ENTRIES SHOWN
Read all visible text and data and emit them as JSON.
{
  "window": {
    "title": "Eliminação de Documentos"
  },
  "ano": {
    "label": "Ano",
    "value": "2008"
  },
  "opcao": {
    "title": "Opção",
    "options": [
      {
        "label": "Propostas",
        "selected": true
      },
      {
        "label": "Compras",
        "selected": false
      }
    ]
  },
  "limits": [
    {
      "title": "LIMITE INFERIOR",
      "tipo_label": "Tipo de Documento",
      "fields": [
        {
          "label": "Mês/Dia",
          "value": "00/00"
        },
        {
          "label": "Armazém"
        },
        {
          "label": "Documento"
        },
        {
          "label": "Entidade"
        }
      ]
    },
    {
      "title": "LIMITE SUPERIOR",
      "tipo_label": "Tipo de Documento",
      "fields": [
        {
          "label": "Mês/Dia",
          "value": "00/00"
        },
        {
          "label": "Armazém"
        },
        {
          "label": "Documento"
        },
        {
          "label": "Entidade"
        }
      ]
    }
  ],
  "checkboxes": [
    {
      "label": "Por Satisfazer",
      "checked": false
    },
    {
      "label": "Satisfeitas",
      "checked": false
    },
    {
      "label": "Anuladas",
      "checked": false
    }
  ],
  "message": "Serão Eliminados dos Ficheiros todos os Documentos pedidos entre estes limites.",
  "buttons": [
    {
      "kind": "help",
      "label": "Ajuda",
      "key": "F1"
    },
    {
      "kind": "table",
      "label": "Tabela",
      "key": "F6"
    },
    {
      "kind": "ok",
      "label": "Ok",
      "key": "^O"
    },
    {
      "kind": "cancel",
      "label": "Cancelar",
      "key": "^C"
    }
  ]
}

==

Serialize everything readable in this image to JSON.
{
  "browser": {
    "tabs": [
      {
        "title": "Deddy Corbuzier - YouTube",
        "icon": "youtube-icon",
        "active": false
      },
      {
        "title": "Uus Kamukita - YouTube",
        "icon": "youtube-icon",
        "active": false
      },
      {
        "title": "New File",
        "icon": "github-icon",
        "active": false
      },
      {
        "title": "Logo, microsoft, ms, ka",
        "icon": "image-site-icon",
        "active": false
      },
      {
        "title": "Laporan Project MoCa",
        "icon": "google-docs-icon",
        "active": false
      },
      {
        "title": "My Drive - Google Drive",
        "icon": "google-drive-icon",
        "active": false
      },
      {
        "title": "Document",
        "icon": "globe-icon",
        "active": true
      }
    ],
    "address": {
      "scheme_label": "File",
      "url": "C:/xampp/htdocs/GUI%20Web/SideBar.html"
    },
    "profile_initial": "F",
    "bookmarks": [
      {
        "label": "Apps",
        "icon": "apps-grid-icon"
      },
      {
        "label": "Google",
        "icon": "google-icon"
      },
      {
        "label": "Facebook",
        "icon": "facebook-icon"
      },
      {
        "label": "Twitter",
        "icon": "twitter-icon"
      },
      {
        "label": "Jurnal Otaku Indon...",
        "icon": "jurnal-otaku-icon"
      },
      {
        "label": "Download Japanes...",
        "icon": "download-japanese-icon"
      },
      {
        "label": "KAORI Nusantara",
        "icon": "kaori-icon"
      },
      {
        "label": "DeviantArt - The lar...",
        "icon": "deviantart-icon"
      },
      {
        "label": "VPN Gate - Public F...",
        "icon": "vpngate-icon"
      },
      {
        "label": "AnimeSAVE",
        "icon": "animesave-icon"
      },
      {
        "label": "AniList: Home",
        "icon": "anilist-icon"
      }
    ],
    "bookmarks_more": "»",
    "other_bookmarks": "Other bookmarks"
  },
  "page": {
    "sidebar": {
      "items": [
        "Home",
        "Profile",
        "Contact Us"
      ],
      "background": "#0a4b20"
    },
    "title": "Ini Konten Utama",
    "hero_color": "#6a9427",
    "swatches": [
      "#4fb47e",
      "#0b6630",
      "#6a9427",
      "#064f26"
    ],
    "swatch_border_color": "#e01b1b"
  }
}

TASK BRIEF
Find the lines of the material that hold the word "Documentos" and report their count alone.

SOLVED EXERCISE
2